Um quadro de extrema calamidade não autoriza a suspensão ou desprezo de rituais, mas eles nunca foram tão dispensados ou agredidos como agora. É o Judiciário legislando sob a alegada omissão parlamentar no tal do ativismo, é o Executivo desprezando a autonomia dos outros poderes e até estimulando a ruptura democrática. A ida do presidente ao Judiciário, em marcha batida com empresários, em defesa do fim da quarentena, que todo mundo civilizado adota, é apenas uma consequência como a da interpretação extensiva de um ministro do STF contra a designação de um delegado na Polícia Federal.

= = = = =

## INSTRUÇÕES DE TRABALHO
Enumere as instituições públicas que o trecho apresentado nomeia com inicial maiúscula, sem repetir nenhuma.

= = = = =

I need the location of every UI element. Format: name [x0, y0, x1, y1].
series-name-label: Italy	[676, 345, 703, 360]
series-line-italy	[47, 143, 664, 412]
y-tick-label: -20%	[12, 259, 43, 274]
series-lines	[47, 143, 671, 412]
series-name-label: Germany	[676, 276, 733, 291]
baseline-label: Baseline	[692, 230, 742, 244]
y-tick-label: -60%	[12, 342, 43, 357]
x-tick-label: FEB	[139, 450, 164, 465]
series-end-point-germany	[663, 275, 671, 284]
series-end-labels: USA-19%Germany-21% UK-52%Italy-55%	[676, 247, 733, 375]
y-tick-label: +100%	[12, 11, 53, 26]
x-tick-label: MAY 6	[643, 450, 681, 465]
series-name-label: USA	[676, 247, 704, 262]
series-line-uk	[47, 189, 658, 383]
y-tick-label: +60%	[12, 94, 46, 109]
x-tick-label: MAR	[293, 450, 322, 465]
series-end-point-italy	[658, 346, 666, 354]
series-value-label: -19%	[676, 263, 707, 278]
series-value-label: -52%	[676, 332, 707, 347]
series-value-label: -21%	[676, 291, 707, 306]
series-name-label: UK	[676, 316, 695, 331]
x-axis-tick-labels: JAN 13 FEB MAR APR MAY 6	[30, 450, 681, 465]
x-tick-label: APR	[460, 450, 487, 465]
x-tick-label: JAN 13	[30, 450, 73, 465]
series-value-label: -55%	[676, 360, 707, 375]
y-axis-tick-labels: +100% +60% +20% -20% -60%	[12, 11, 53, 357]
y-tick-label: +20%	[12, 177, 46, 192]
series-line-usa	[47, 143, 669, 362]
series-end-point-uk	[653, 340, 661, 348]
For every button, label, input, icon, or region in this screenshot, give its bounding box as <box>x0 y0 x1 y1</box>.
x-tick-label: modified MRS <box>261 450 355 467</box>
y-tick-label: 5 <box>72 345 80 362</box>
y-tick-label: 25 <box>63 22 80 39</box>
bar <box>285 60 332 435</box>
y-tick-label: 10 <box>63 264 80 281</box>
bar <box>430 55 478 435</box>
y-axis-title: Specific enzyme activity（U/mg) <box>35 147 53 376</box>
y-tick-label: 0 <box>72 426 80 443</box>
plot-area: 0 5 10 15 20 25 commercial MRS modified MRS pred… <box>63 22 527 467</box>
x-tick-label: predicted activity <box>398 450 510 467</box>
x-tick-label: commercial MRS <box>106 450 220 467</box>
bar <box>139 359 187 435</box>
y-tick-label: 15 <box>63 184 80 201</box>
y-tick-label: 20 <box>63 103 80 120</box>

= = = = =

## RESOLUÇÃO ESCRITA
Judiciário, Executivo, STF, Polícia Federal